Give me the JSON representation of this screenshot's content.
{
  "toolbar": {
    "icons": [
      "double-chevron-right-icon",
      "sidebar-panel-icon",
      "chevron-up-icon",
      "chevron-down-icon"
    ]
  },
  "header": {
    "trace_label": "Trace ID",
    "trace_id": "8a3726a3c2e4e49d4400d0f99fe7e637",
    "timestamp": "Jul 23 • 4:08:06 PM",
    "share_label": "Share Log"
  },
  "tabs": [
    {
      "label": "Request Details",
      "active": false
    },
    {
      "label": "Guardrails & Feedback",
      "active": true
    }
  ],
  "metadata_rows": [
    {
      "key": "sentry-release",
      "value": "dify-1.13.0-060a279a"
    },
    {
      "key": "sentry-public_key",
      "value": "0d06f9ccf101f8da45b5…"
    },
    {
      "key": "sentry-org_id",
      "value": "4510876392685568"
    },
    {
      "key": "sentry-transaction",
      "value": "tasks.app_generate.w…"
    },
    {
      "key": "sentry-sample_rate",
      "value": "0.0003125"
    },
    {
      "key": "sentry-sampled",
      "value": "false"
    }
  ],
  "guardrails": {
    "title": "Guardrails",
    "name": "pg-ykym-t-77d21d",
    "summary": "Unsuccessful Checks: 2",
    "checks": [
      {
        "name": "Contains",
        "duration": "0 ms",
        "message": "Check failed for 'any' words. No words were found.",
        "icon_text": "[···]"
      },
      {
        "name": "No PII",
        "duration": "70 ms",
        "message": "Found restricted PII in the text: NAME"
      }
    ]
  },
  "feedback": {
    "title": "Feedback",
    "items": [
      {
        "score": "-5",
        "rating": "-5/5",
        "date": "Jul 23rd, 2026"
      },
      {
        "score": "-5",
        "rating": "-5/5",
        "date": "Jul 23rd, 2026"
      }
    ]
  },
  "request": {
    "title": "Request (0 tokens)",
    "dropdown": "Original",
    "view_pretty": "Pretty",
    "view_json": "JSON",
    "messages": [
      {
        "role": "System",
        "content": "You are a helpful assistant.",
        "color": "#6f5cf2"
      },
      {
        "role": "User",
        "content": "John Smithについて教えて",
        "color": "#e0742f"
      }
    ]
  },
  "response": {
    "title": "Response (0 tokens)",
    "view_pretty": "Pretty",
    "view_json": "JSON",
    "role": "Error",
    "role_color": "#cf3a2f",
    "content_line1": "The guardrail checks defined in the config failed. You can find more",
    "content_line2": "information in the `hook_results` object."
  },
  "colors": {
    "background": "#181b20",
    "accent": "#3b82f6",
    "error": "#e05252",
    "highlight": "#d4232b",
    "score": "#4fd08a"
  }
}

GIVEN PROBLEM =
Copy all the records above precisely.

TASK SOLUTION =
Give me the JSON representation of this screenshot's content.
{
  "toolbar": {
    "icons": [
      "double-chevron-right-icon",
      "sidebar-panel-icon",
      "chevron-up-icon",
      "chevron-down-icon"
    ]
  },
  "header": {
    "trace_label": "Trace ID",
    "trace_id": "8a3726a3c2e4e49d4400d0f99fe7e637",
    "timestamp": "Jul 23 • 4:08:06 PM",
    "share_label": "Share Log"
  },
  "tabs": [
    {
      "label": "Request Details",
      "active": false
    },
    {
      "label": "Guardrails & Feedback",
      "active": true
    }
  ],
  "metadata_rows": [
    {
      "key": "sentry-release",
      "value": "dify-1.13.0-060a279a"
    },
    {
      "key": "sentry-public_key",
      "value": "0d06f9ccf101f8da45b5…"
    },
    {
      "key": "sentry-org_id",
      "value": "4510876392685568"
    },
    {
      "key": "sentry-transaction",
      "value": "tasks.app_generate.w…"
    },
    {
      "key": "sentry-sample_rate",
      "value": "0.0003125"
    },
    {
      "key": "sentry-sampled",
      "value": "false"
    }
  ],
  "guardrails": {
    "title": "Guardrails",
    "name": "pg-ykym-t-77d21d",
    "summary": "Unsuccessful Checks: 2",
    "checks": [
      {
        "name": "Contains",
        "duration": "0 ms",
        "message": "Check failed for 'any' words. No words were found.",
        "icon_text": "[···]"
      },
      {
        "name": "No PII",
        "duration": "70 ms",
        "message": "Found restricted PII in the text: NAME"
      }
    ]
  },
  "feedback": {
    "title": "Feedback",
    "items": [
      {
        "score": "-5",
        "rating": "-5/5",
        "date": "Jul 23rd, 2026"
      },
      {
        "score": "-5",
        "rating": "-5/5",
        "date": "Jul 23rd, 2026"
      }
    ]
  },
  "request": {
    "title": "Request (0 tokens)",
    "dropdown": "Original",
    "view_pretty": "Pretty",
    "view_json": "JSON",
    "messages": [
      {
        "role": "System",
        "content": "You are a helpful assistant.",
        "color": "#6f5cf2"
      },
      {
        "role": "User",
        "content": "John Smithについて教えて",
        "color": "#e0742f"
      }
    ]
  },
  "response": {
    "title": "Response (0 tokens)",
    "view_pretty": "Pretty",
    "view_json": "JSON",
    "role": "Error",
    "role_color": "#cf3a2f",
    "content_line1": "The guardrail checks defined in the config failed. You can find more",
    "content_line2": "information in the `hook_results` object."
  },
  "colors": {
    "background": "#181b20",
    "accent": "#3b82f6",
    "error": "#e05252",
    "highlight": "#d4232b",
    "score": "#4fd08a"
  }
}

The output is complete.